━━━ Excerpted data ━━━
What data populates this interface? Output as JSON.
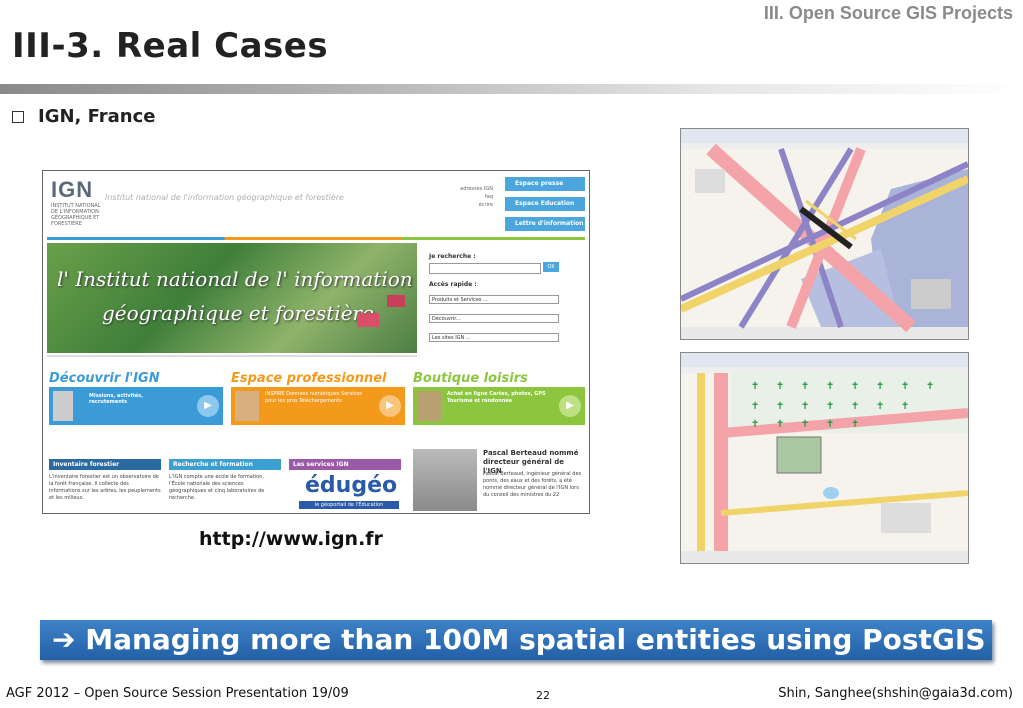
{
  "header": {
    "section": "III. Open Source GIS Projects",
    "title": "III-3. Real Cases",
    "bullet": "IGN, France"
  },
  "ign_site": {
    "logo": "IGN",
    "tagline": "Institut national de l'information géographique et forestière",
    "logo_sub": "INSTITUT NATIONAL DE L'INFORMATION GÉOGRAPHIQUE ET FORESTIÈRE",
    "top_links": [
      "adresses IGN",
      "faq",
      "écrire"
    ],
    "nav_buttons": [
      "Espace presse",
      "Espace Education",
      "Lettre d'information"
    ],
    "hero_line1": "l' Institut national de l' information",
    "hero_line2": "géographique et forestière",
    "search_label": "Je recherche :",
    "search_button": "OK",
    "quick_access_label": "Accès rapide :",
    "selects": [
      "Produits et Services ...",
      "Découvrir...",
      "Les sites IGN ..."
    ],
    "sections": [
      {
        "title": "Découvrir l'IGN",
        "text": "Missions, activités, recrutements",
        "color": "#3a9bd6"
      },
      {
        "title": "Espace professionnel",
        "text": "INSPIRE Données numériques Services pour les pros Téléchargements",
        "color": "#f39a1d"
      },
      {
        "title": "Boutique loisirs",
        "text": "Achat en ligne Cartes, photos, GPS Tourisme et randonnée",
        "color": "#8cc63e"
      }
    ],
    "tabs": [
      {
        "label": "Inventaire forestier",
        "text": "L'inventaire forestier est un observatoire de la forêt française. Il collecte des informations sur les arbres, les peuplements et les milieux.",
        "color": "#2a6aa0"
      },
      {
        "label": "Recherche et formation",
        "text": "L'IGN compte une école de formation, l'École nationale des sciences géographiques et cinq laboratoires de recherche.",
        "color": "#3d9fd0"
      },
      {
        "label": "Les services IGN",
        "text": "",
        "color": "#9a5aa8"
      }
    ],
    "edugeo": "édugéo",
    "edugeo_sub": "le géoportail de l'Éducation",
    "news_title": "Pascal Berteaud nommé directeur général de l'IGN",
    "news_text": "Pascal Berteaud, ingénieur général des ponts, des eaux et des forêts, a été nommé directeur général de l'IGN lors du conseil des ministres du 22"
  },
  "url": "http://www.ign.fr",
  "banner": "➔ Managing more than 100M spatial entities using PostGIS",
  "footer": {
    "left": "AGF 2012 – Open Source Session Presentation 19/09",
    "page": "22",
    "right": "Shin, Sanghee(shshin@gaia3d.com)"
  },
  "colors": {
    "banner": "#2e6fb7",
    "title_bar": "#8a8a8a"
  }
}
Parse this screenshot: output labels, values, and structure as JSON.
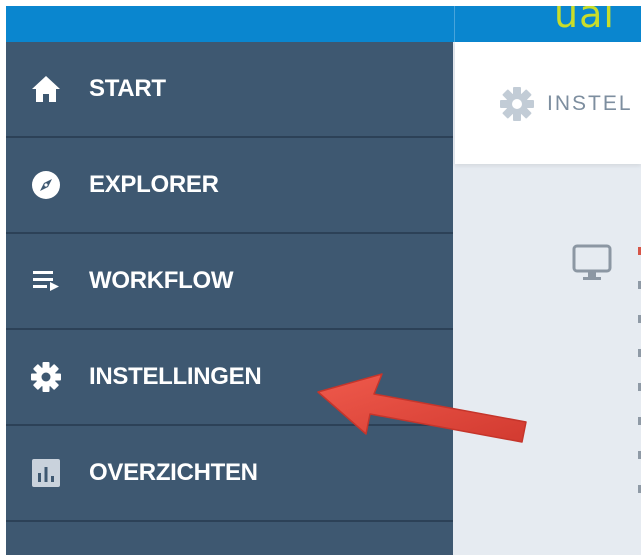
{
  "topbar": {
    "logo_text": "ual",
    "background_color": "#0a86cf",
    "logo_color": "#c9dd2a"
  },
  "sidebar": {
    "background_color": "#3e5871",
    "items": [
      {
        "label": "START",
        "icon": "home-icon"
      },
      {
        "label": "EXPLORER",
        "icon": "compass-icon"
      },
      {
        "label": "WORKFLOW",
        "icon": "workflow-icon"
      },
      {
        "label": "INSTELLINGEN",
        "icon": "gear-icon"
      },
      {
        "label": "OVERZICHTEN",
        "icon": "bar-chart-icon"
      }
    ]
  },
  "main": {
    "header_title": "INSTEL",
    "header_icon": "gear-icon",
    "content_icon": "monitor-icon",
    "background_color": "#e6ebf1"
  },
  "annotation": {
    "arrow_color": "#e0443a",
    "points_to": "INSTELLINGEN"
  }
}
━━━
- Objective
Write out every line of the listing that holds the word "gear".

- Correct output
        "icon": "gear-icon"
    "header_icon": "gear-icon",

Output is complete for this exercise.